Each line that holds the word "data" counts once. Give the total number of such lines and nothing else.

[Start Material provided]

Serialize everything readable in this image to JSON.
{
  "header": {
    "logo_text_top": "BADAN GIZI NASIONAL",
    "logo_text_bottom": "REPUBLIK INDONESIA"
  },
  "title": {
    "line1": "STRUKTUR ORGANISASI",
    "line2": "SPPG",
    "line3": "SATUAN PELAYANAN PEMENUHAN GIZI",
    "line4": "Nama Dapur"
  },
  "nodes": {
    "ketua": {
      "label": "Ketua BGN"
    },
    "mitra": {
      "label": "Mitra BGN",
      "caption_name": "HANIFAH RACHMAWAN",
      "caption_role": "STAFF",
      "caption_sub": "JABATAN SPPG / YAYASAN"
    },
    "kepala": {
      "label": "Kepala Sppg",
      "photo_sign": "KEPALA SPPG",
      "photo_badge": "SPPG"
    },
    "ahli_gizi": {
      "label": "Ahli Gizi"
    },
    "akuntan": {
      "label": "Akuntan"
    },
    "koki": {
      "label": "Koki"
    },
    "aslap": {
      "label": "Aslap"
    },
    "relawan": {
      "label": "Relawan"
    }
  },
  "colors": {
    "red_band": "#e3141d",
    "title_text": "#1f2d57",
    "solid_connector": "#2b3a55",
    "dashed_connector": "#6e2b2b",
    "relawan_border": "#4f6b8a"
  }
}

[End Material provided]
[Start Material provided]

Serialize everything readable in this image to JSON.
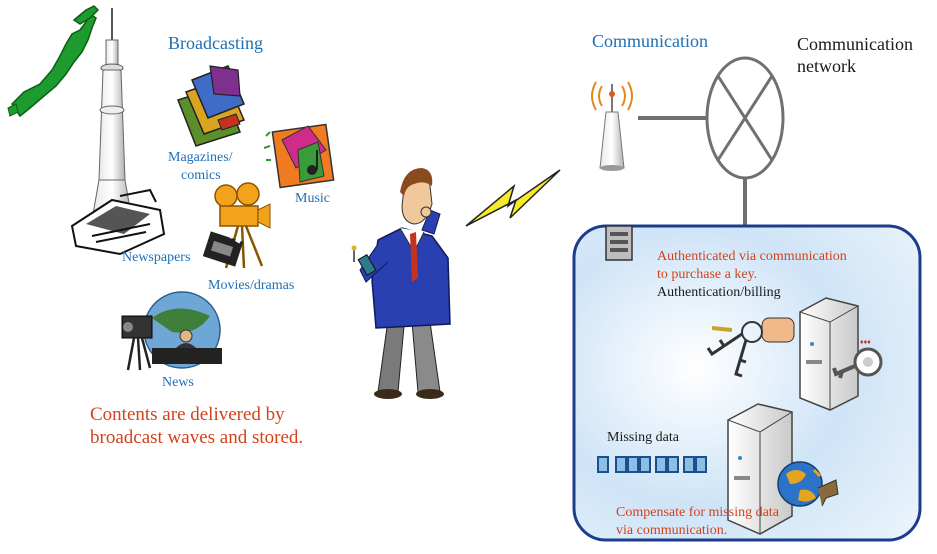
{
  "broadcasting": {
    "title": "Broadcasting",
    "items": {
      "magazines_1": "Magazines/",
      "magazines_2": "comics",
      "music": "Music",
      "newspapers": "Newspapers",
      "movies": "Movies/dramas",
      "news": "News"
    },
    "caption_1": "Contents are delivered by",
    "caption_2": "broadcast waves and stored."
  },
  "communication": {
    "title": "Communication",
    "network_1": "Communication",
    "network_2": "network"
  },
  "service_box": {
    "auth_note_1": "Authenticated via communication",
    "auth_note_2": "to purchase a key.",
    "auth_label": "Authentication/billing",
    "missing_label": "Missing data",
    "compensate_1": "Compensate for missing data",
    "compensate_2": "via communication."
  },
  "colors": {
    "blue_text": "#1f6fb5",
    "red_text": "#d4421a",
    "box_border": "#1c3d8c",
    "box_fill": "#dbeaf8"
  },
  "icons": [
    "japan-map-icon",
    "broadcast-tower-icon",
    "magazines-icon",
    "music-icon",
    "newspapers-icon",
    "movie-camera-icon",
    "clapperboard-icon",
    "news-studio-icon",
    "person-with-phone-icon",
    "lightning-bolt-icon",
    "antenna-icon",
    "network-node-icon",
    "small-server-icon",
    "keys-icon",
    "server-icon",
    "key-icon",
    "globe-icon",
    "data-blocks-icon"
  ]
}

[End Material provided]

● Exercise answer:
3